▶ [Short problem]: Repeat every record below exactly as it appears.

--- BEGIN ---

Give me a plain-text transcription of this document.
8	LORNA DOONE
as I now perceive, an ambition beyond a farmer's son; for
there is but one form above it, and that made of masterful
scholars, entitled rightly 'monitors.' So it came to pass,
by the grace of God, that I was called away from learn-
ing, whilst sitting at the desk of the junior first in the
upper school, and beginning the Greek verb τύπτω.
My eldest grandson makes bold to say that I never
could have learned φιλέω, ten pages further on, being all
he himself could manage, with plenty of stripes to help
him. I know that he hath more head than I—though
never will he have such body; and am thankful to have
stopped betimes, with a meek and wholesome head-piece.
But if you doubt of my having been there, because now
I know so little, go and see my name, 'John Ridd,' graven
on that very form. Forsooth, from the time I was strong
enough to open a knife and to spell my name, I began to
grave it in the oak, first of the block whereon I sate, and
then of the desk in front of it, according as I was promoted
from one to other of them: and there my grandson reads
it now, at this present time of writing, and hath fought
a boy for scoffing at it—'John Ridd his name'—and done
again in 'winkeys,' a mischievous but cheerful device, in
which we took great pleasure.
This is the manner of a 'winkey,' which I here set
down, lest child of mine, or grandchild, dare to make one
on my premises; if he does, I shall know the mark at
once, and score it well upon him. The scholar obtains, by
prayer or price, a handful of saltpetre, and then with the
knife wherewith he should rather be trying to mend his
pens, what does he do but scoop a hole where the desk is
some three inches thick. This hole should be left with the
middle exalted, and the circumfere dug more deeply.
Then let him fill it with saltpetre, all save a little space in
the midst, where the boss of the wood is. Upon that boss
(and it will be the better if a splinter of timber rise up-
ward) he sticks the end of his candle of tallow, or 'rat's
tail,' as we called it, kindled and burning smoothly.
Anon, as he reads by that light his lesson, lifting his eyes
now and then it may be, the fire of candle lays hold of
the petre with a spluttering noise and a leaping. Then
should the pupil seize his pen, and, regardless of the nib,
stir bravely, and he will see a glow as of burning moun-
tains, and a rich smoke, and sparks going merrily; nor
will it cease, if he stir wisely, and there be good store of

--- END ---

▶ [Task solution]:
Give me a plain-text transcription of this document.
8	LORNA DOONE
as I now perceive, an ambition beyond a farmer's son; for
there is but one form above it, and that made of masterful
scholars, entitled rightly 'monitors.' So it came to pass,
by the grace of God, that I was called away from learn-
ing, whilst sitting at the desk of the junior first in the
upper school, and beginning the Greek verb τύπτω.
My eldest grandson makes bold to say that I never
could have learned φιλέω, ten pages further on, being all
he himself could manage, with plenty of stripes to help
him. I know that he hath more head than I—though
never will he have such body; and am thankful to have
stopped betimes, with a meek and wholesome head-piece.
But if you doubt of my having been there, because now
I know so little, go and see my name, 'John Ridd,' graven
on that very form. Forsooth, from the time I was strong
enough to open a knife and to spell my name, I began to
grave it in the oak, first of the block whereon I sate, and
then of the desk in front of it, according as I was promoted
from one to other of them: and there my grandson reads
it now, at this present time of writing, and hath fought
a boy for scoffing at it—'John Ridd his name'—and done
again in 'winkeys,' a mischievous but cheerful device, in
which we took great pleasure.
This is the manner of a 'winkey,' which I here set
down, lest child of mine, or grandchild, dare to make one
on my premises; if he does, I shall know the mark at
once, and score it well upon him. The scholar obtains, by
prayer or price, a handful of saltpetre, and then with the
knife wherewith he should rather be trying to mend his
pens, what does he do but scoop a hole where the desk is
some three inches thick. This hole should be left with the
middle exalted, and the circumfere dug more deeply.
Then let him fill it with saltpetre, all save a little space in
the midst, where the boss of the wood is. Upon that boss
(and it will be the better if a splinter of timber rise up-
ward) he sticks the end of his candle of tallow, or 'rat's
tail,' as we called it, kindled and burning smoothly.
Anon, as he reads by that light his lesson, lifting his eyes
now and then it may be, the fire of candle lays hold of
the petre with a spluttering noise and a leaping. Then
should the pupil seize his pen, and, regardless of the nib,
stir bravely, and he will see a glow as of burning moun-
tains, and a rich smoke, and sparks going merrily; nor
will it cease, if he stir wisely, and there be good store of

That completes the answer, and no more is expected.